- _Short task_:
Return the material word for word. Do not include pictures.

____

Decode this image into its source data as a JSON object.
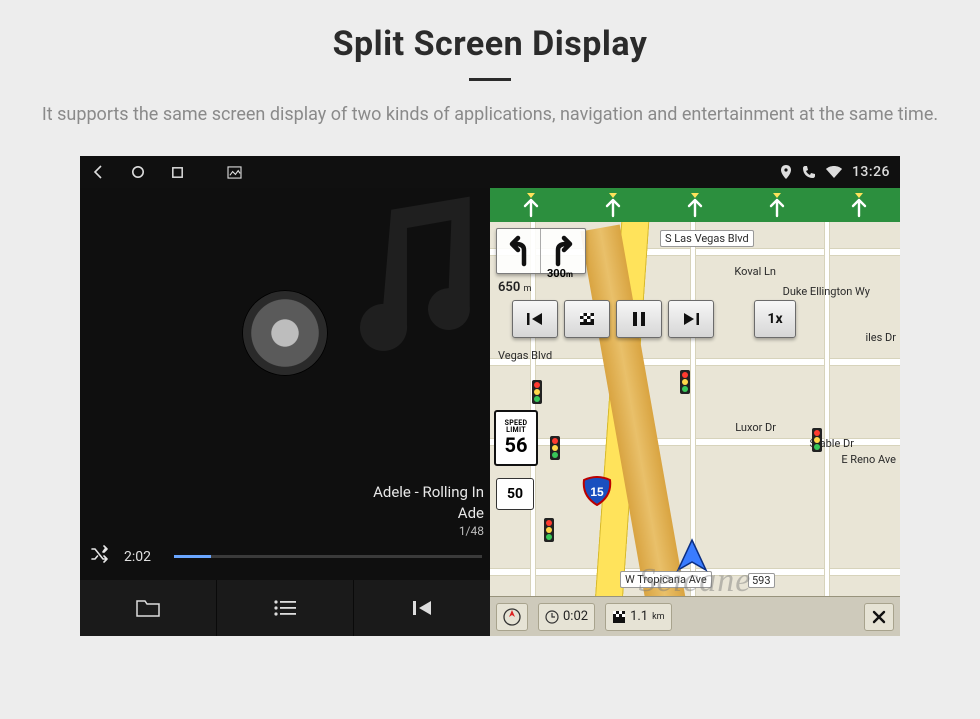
{
  "header": {
    "title": "Split Screen Display",
    "subtitle": "It supports the same screen display of two kinds of applications, navigation and entertainment at the same time."
  },
  "statusbar": {
    "time": "13:26"
  },
  "music": {
    "title_line1": "Adele - Rolling In",
    "title_line2": "Ade",
    "track_index": "1/48",
    "elapsed": "2:02"
  },
  "nav": {
    "lanes_count": 5,
    "turn": {
      "distance": "300",
      "unit": "m"
    },
    "next": {
      "distance": "650",
      "unit": "m"
    },
    "speed": "1x",
    "speed_limit": {
      "label_top": "SPEED",
      "label_bottom": "LIMIT",
      "value": "56"
    },
    "shield": "50",
    "streets": {
      "top": "S Las Vegas Blvd",
      "ne1": "Koval Ln",
      "ne2": "Duke Ellington Wy",
      "mid": "Luxor Dr",
      "mid2": "Stable Dr",
      "east": "E Reno Ave",
      "w1": "Vegas Blvd",
      "bottom": "W Tropicana Ave",
      "bottom_num": "593",
      "fwy": "15",
      "miles": "iles Dr"
    },
    "bottom": {
      "timer": "0:02",
      "remaining": "1.1",
      "remaining_unit": "km"
    }
  },
  "watermark": "Seicane"
}
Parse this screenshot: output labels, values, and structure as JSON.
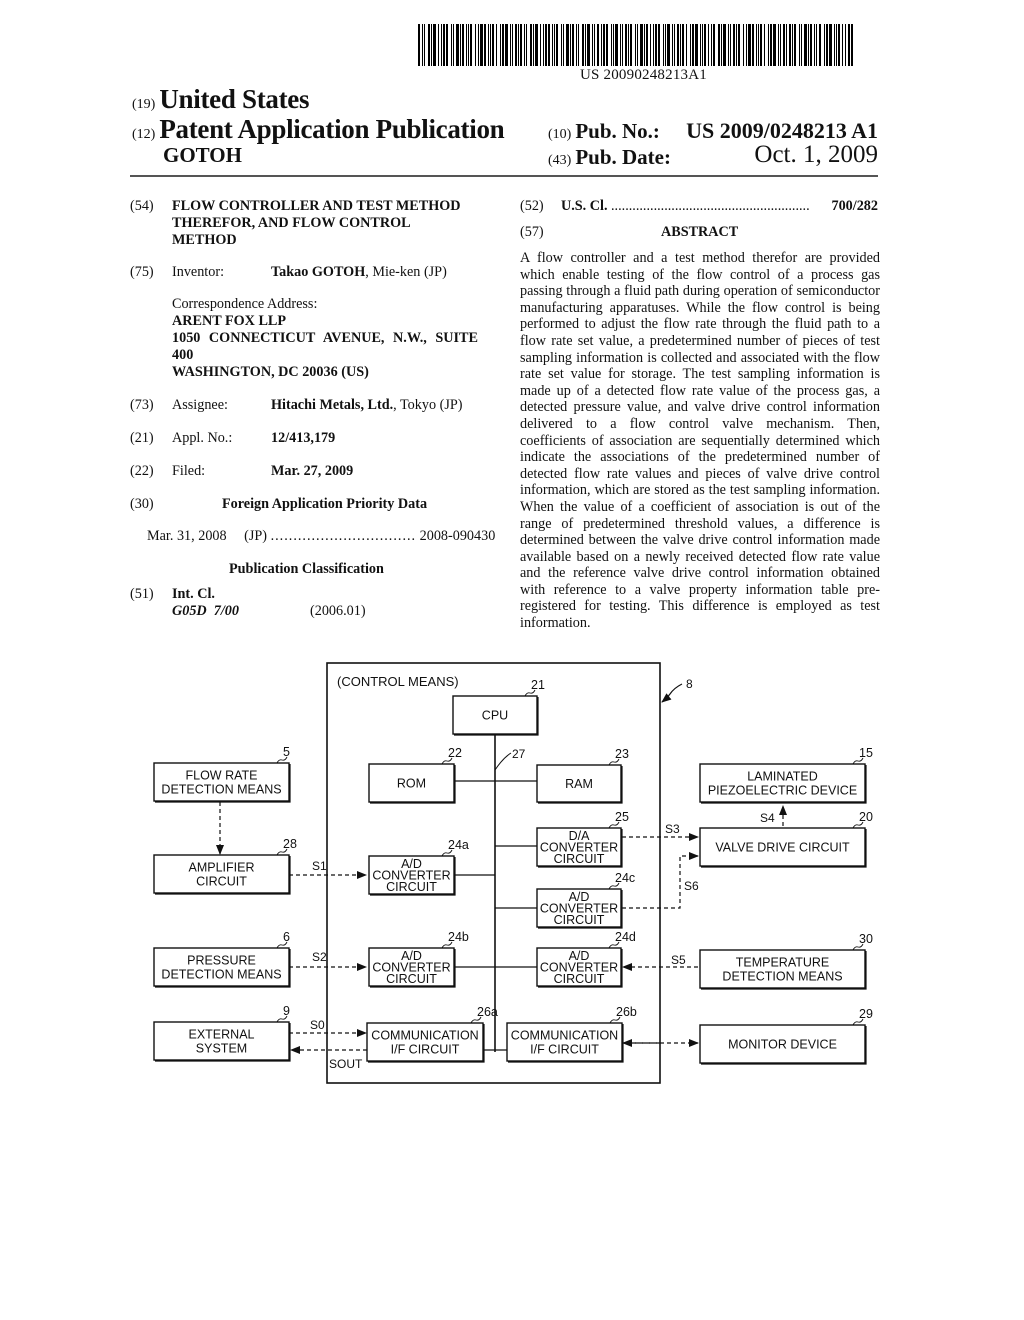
{
  "header": {
    "barcode_number": "US 20090248213A1",
    "country_code": "(19)",
    "country": "United States",
    "type_code": "(12)",
    "type": "Patent Application Publication",
    "inventor_surname": "GOTOH",
    "pub_no_code": "(10)",
    "pub_no_label": "Pub. No.:",
    "pub_no": "US 2009/0248213 A1",
    "pub_date_code": "(43)",
    "pub_date_label": "Pub. Date:",
    "pub_date": "Oct. 1, 2009"
  },
  "biblio": {
    "title_code": "(54)",
    "title_lines": [
      "FLOW CONTROLLER AND TEST METHOD",
      "THEREFOR, AND FLOW CONTROL",
      "METHOD"
    ],
    "inventor_code": "(75)",
    "inventor_label": "Inventor:",
    "inventor_name": "Takao GOTOH",
    "inventor_location": ", Mie-ken (JP)",
    "correspondence_label": "Correspondence Address:",
    "correspondence_lines": [
      "ARENT FOX LLP",
      "1050 CONNECTICUT AVENUE, N.W., SUITE",
      "400",
      "WASHINGTON, DC 20036 (US)"
    ],
    "assignee_code": "(73)",
    "assignee_label": "Assignee:",
    "assignee_name": "Hitachi Metals, Ltd.",
    "assignee_location": ", Tokyo (JP)",
    "appl_code": "(21)",
    "appl_label": "Appl. No.:",
    "appl_no": "12/413,179",
    "filed_code": "(22)",
    "filed_label": "Filed:",
    "filed_date": "Mar. 27, 2009",
    "priority_code": "(30)",
    "priority_heading": "Foreign Application Priority Data",
    "priority_date": "Mar. 31, 2008",
    "priority_country": "(JP)",
    "priority_dots": "................................",
    "priority_number": "2008-090430",
    "classification_heading": "Publication Classification",
    "int_cl_code": "(51)",
    "int_cl_label": "Int. Cl.",
    "int_cl_value": "G05D  7/00",
    "int_cl_version": "(2006.01)",
    "us_cl_code": "(52)",
    "us_cl_label": "U.S. Cl.",
    "us_cl_dots": "........................................................",
    "us_cl_value": "700/282",
    "abstract_code": "(57)",
    "abstract_heading": "ABSTRACT",
    "abstract_text": "A flow controller and a test method therefor are provided which enable testing of the flow control of a process gas passing through a fluid path during operation of semiconductor manufacturing apparatuses. While the flow control is being performed to adjust the flow rate through the fluid path to a flow rate set value, a predetermined number of pieces of test sampling information is collected and associated with the flow rate set value for storage. The test sampling information is made up of a detected flow rate value of the process gas, a detected pressure value, and valve drive control information delivered to a flow control valve mechanism. Then, coefficients of association are sequentially determined which indicate the associations of the predetermined number of detected flow rate values and pieces of valve drive control information, which are stored as the test sampling information. When the value of a coefficient of association is out of the range of predetermined threshold values, a difference is determined between the valve drive control information made available based on a newly received detected flow rate value and the reference valve drive control information obtained with reference to a valve property information table pre-registered for testing. This difference is employed as test information."
  },
  "diagram": {
    "control_label": "(CONTROL MEANS)",
    "ref_control": "8",
    "ref_bus": "27",
    "blocks": {
      "cpu": {
        "ref": "21",
        "lines": [
          "CPU"
        ]
      },
      "rom": {
        "ref": "22",
        "lines": [
          "ROM"
        ]
      },
      "ram": {
        "ref": "23",
        "lines": [
          "RAM"
        ]
      },
      "da": {
        "ref": "25",
        "lines": [
          "D/A",
          "CONVERTER",
          "CIRCUIT"
        ]
      },
      "ad_a": {
        "ref": "24a",
        "lines": [
          "A/D",
          "CONVERTER",
          "CIRCUIT"
        ]
      },
      "ad_c": {
        "ref": "24c",
        "lines": [
          "A/D",
          "CONVERTER",
          "CIRCUIT"
        ]
      },
      "ad_b": {
        "ref": "24b",
        "lines": [
          "A/D",
          "CONVERTER",
          "CIRCUIT"
        ]
      },
      "ad_d": {
        "ref": "24d",
        "lines": [
          "A/D",
          "CONVERTER",
          "CIRCUIT"
        ]
      },
      "comm_a": {
        "ref": "26a",
        "lines": [
          "COMMUNICATION",
          "I/F CIRCUIT"
        ]
      },
      "comm_b": {
        "ref": "26b",
        "lines": [
          "COMMUNICATION",
          "I/F CIRCUIT"
        ]
      },
      "flow": {
        "ref": "5",
        "lines": [
          "FLOW RATE",
          "DETECTION MEANS"
        ]
      },
      "amp": {
        "ref": "28",
        "lines": [
          "AMPLIFIER",
          "CIRCUIT"
        ]
      },
      "pressure": {
        "ref": "6",
        "lines": [
          "PRESSURE",
          "DETECTION MEANS"
        ]
      },
      "external": {
        "ref": "9",
        "lines": [
          "EXTERNAL",
          "SYSTEM"
        ]
      },
      "piezo": {
        "ref": "15",
        "lines": [
          "LAMINATED",
          "PIEZOELECTRIC DEVICE"
        ]
      },
      "valve": {
        "ref": "20",
        "lines": [
          "VALVE DRIVE CIRCUIT"
        ]
      },
      "temp": {
        "ref": "30",
        "lines": [
          "TEMPERATURE",
          "DETECTION MEANS"
        ]
      },
      "monitor": {
        "ref": "29",
        "lines": [
          "MONITOR DEVICE"
        ]
      }
    },
    "signals": {
      "s0": "S0",
      "s1": "S1",
      "s2": "S2",
      "s3": "S3",
      "s4": "S4",
      "s5": "S5",
      "s6": "S6",
      "sout": "SOUT"
    }
  }
}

____

- _Written response_:
Decode this image into its source data as a JSON object.
{
  "header": {
    "title": "Split Screen Display",
    "subtitle": "It supports the same screen display of two kinds of applications, navigation and entertainment at the same time."
  },
  "statusbar": {
    "time": "13:26"
  },
  "music": {
    "title_line1": "Adele - Rolling In",
    "title_line2": "Ade",
    "track_index": "1/48",
    "elapsed": "2:02"
  },
  "nav": {
    "lanes_count": 5,
    "turn": {
      "distance": "300",
      "unit": "m"
    },
    "next": {
      "distance": "650",
      "unit": "m"
    },
    "speed": "1x",
    "speed_limit": {
      "label_top": "SPEED",
      "label_bottom": "LIMIT",
      "value": "56"
    },
    "shield": "50",
    "streets": {
      "top": "S Las Vegas Blvd",
      "ne1": "Koval Ln",
      "ne2": "Duke Ellington Wy",
      "mid": "Luxor Dr",
      "mid2": "Stable Dr",
      "east": "E Reno Ave",
      "w1": "Vegas Blvd",
      "bottom": "W Tropicana Ave",
      "bottom_num": "593",
      "fwy": "15",
      "miles": "iles Dr"
    },
    "bottom": {
      "timer": "0:02",
      "remaining": "1.1",
      "remaining_unit": "km"
    }
  },
  "watermark": "Seicane"
}
Parse this screenshot: output labels, values, and structure as JSON.
{
  "header": {
    "barcode_number": "US 20090248213A1",
    "country_code": "(19)",
    "country": "United States",
    "type_code": "(12)",
    "type": "Patent Application Publication",
    "inventor_surname": "GOTOH",
    "pub_no_code": "(10)",
    "pub_no_label": "Pub. No.:",
    "pub_no": "US 2009/0248213 A1",
    "pub_date_code": "(43)",
    "pub_date_label": "Pub. Date:",
    "pub_date": "Oct. 1, 2009"
  },
  "biblio": {
    "title_code": "(54)",
    "title_lines": [
      "FLOW CONTROLLER AND TEST METHOD",
      "THEREFOR, AND FLOW CONTROL",
      "METHOD"
    ],
    "inventor_code": "(75)",
    "inventor_label": "Inventor:",
    "inventor_name": "Takao GOTOH",
    "inventor_location": ", Mie-ken (JP)",
    "correspondence_label": "Correspondence Address:",
    "correspondence_lines": [
      "ARENT FOX LLP",
      "1050 CONNECTICUT AVENUE, N.W., SUITE",
      "400",
      "WASHINGTON, DC 20036 (US)"
    ],
    "assignee_code": "(73)",
    "assignee_label": "Assignee:",
    "assignee_name": "Hitachi Metals, Ltd.",
    "assignee_location": ", Tokyo (JP)",
    "appl_code": "(21)",
    "appl_label": "Appl. No.:",
    "appl_no": "12/413,179",
    "filed_code": "(22)",
    "filed_label": "Filed:",
    "filed_date": "Mar. 27, 2009",
    "priority_code": "(30)",
    "priority_heading": "Foreign Application Priority Data",
    "priority_date": "Mar. 31, 2008",
    "priority_country": "(JP)",
    "priority_dots": "................................",
    "priority_number": "2008-090430",
    "classification_heading": "Publication Classification",
    "int_cl_code": "(51)",
    "int_cl_label": "Int. Cl.",
    "int_cl_value": "G05D  7/00",
    "int_cl_version": "(2006.01)",
    "us_cl_code": "(52)",
    "us_cl_label": "U.S. Cl.",
    "us_cl_dots": "........................................................",
    "us_cl_value": "700/282",
    "abstract_code": "(57)",
    "abstract_heading": "ABSTRACT",
    "abstract_text": "A flow controller and a test method therefor are provided which enable testing of the flow control of a process gas passing through a fluid path during operation of semiconductor manufacturing apparatuses. While the flow control is being performed to adjust the flow rate through the fluid path to a flow rate set value, a predetermined number of pieces of test sampling information is collected and associated with the flow rate set value for storage. The test sampling information is made up of a detected flow rate value of the process gas, a detected pressure value, and valve drive control information delivered to a flow control valve mechanism. Then, coefficients of association are sequentially determined which indicate the associations of the predetermined number of detected flow rate values and pieces of valve drive control information, which are stored as the test sampling information. When the value of a coefficient of association is out of the range of predetermined threshold values, a difference is determined between the valve drive control information made available based on a newly received detected flow rate value and the reference valve drive control information obtained with reference to a valve property information table pre-registered for testing. This difference is employed as test information."
  },
  "diagram": {
    "control_label": "(CONTROL MEANS)",
    "ref_control": "8",
    "ref_bus": "27",
    "blocks": {
      "cpu": {
        "ref": "21",
        "lines": [
          "CPU"
        ]
      },
      "rom": {
        "ref": "22",
        "lines": [
          "ROM"
        ]
      },
      "ram": {
        "ref": "23",
        "lines": [
          "RAM"
        ]
      },
      "da": {
        "ref": "25",
        "lines": [
          "D/A",
          "CONVERTER",
          "CIRCUIT"
        ]
      },
      "ad_a": {
        "ref": "24a",
        "lines": [
          "A/D",
          "CONVERTER",
          "CIRCUIT"
        ]
      },
      "ad_c": {
        "ref": "24c",
        "lines": [
          "A/D",
          "CONVERTER",
          "CIRCUIT"
        ]
      },
      "ad_b": {
        "ref": "24b",
        "lines": [
          "A/D",
          "CONVERTER",
          "CIRCUIT"
        ]
      },
      "ad_d": {
        "ref": "24d",
        "lines": [
          "A/D",
          "CONVERTER",
          "CIRCUIT"
        ]
      },
      "comm_a": {
        "ref": "26a",
        "lines": [
          "COMMUNICATION",
          "I/F CIRCUIT"
        ]
      },
      "comm_b": {
        "ref": "26b",
        "lines": [
          "COMMUNICATION",
          "I/F CIRCUIT"
        ]
      },
      "flow": {
        "ref": "5",
        "lines": [
          "FLOW RATE",
          "DETECTION MEANS"
        ]
      },
      "amp": {
        "ref": "28",
        "lines": [
          "AMPLIFIER",
          "CIRCUIT"
        ]
      },
      "pressure": {
        "ref": "6",
        "lines": [
          "PRESSURE",
          "DETECTION MEANS"
        ]
      },
      "external": {
        "ref": "9",
        "lines": [
          "EXTERNAL",
          "SYSTEM"
        ]
      },
      "piezo": {
        "ref": "15",
        "lines": [
          "LAMINATED",
          "PIEZOELECTRIC DEVICE"
        ]
      },
      "valve": {
        "ref": "20",
        "lines": [
          "VALVE DRIVE CIRCUIT"
        ]
      },
      "temp": {
        "ref": "30",
        "lines": [
          "TEMPERATURE",
          "DETECTION MEANS"
        ]
      },
      "monitor": {
        "ref": "29",
        "lines": [
          "MONITOR DEVICE"
        ]
      }
    },
    "signals": {
      "s0": "S0",
      "s1": "S1",
      "s2": "S2",
      "s3": "S3",
      "s4": "S4",
      "s5": "S5",
      "s6": "S6",
      "sout": "SOUT"
    }
  }
}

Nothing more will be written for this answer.